Every line below that holds the string "ffffff" should be copied out.

start Data to use

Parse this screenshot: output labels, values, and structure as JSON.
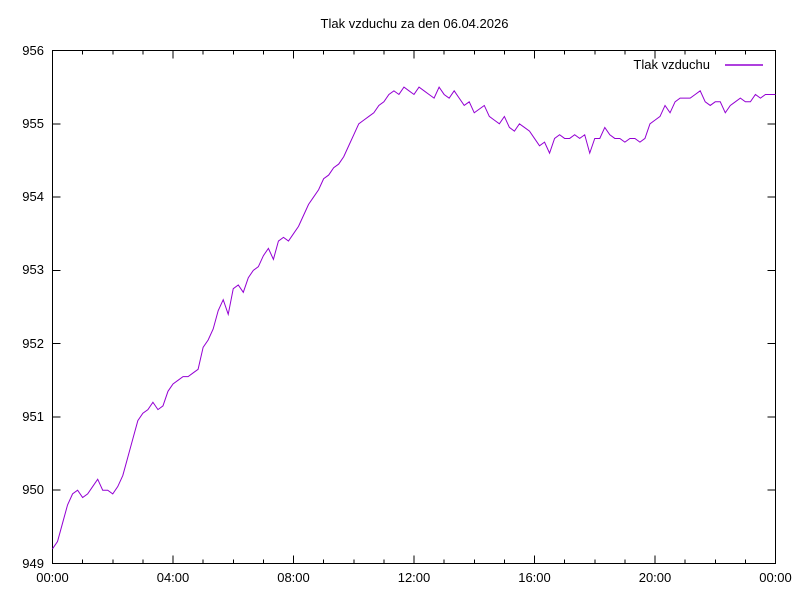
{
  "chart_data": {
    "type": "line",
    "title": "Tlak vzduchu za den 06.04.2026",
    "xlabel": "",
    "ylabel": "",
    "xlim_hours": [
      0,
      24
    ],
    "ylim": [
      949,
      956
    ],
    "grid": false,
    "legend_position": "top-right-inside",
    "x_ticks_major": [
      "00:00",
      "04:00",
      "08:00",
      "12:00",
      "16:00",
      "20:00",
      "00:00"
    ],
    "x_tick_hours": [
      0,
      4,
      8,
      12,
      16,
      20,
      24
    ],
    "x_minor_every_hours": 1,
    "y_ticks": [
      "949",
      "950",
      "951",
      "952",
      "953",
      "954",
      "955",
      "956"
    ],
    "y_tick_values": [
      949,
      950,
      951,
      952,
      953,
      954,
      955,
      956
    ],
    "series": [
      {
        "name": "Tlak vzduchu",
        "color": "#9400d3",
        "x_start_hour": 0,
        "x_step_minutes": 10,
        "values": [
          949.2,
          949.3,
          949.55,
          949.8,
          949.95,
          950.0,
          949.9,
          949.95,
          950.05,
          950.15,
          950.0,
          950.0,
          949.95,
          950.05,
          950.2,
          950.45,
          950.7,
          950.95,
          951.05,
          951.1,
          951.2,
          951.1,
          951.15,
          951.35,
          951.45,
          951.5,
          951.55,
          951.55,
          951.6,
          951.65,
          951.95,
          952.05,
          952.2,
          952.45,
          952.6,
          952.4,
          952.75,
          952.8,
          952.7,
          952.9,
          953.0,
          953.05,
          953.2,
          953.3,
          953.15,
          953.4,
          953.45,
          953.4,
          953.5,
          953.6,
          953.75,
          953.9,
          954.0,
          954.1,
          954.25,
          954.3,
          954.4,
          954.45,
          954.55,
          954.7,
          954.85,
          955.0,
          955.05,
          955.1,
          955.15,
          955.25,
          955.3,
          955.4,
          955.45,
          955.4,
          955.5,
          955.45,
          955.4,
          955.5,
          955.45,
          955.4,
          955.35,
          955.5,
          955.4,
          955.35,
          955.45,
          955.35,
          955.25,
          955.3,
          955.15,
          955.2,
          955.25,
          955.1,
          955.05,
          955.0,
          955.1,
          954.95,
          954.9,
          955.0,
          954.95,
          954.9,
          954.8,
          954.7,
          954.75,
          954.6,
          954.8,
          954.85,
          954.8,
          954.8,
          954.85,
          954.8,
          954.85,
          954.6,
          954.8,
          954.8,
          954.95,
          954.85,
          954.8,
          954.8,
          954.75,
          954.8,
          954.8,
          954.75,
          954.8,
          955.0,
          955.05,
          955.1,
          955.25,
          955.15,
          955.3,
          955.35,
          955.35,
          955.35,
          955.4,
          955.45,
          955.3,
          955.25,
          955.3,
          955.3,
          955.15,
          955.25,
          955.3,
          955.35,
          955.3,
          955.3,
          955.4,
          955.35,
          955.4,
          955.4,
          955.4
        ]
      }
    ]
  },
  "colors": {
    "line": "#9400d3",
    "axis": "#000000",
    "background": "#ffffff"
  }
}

end Data to use
start Data to use

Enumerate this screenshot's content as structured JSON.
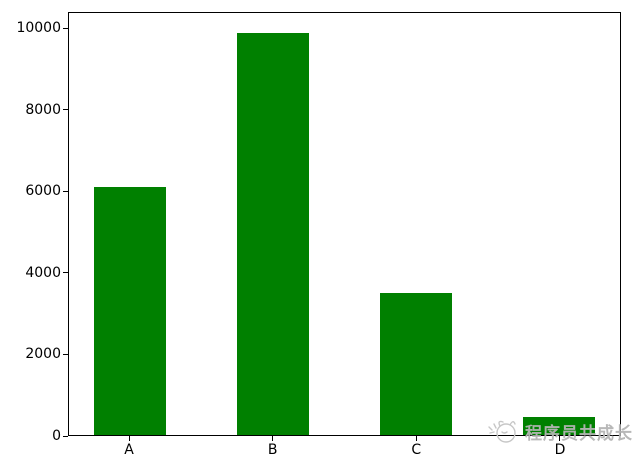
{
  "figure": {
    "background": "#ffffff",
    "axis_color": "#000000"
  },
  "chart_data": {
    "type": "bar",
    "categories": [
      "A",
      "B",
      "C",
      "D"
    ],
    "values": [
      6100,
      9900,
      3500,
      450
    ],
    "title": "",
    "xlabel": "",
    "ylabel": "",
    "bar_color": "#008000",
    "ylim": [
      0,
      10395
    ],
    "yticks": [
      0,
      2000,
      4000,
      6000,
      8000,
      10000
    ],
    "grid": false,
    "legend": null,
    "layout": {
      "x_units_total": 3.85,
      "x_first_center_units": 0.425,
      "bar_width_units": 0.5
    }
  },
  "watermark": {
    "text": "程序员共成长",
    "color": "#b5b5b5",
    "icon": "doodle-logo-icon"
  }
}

end Data to use

Task answer ->
    "background": "#ffffff"
    "background": "#ffffff",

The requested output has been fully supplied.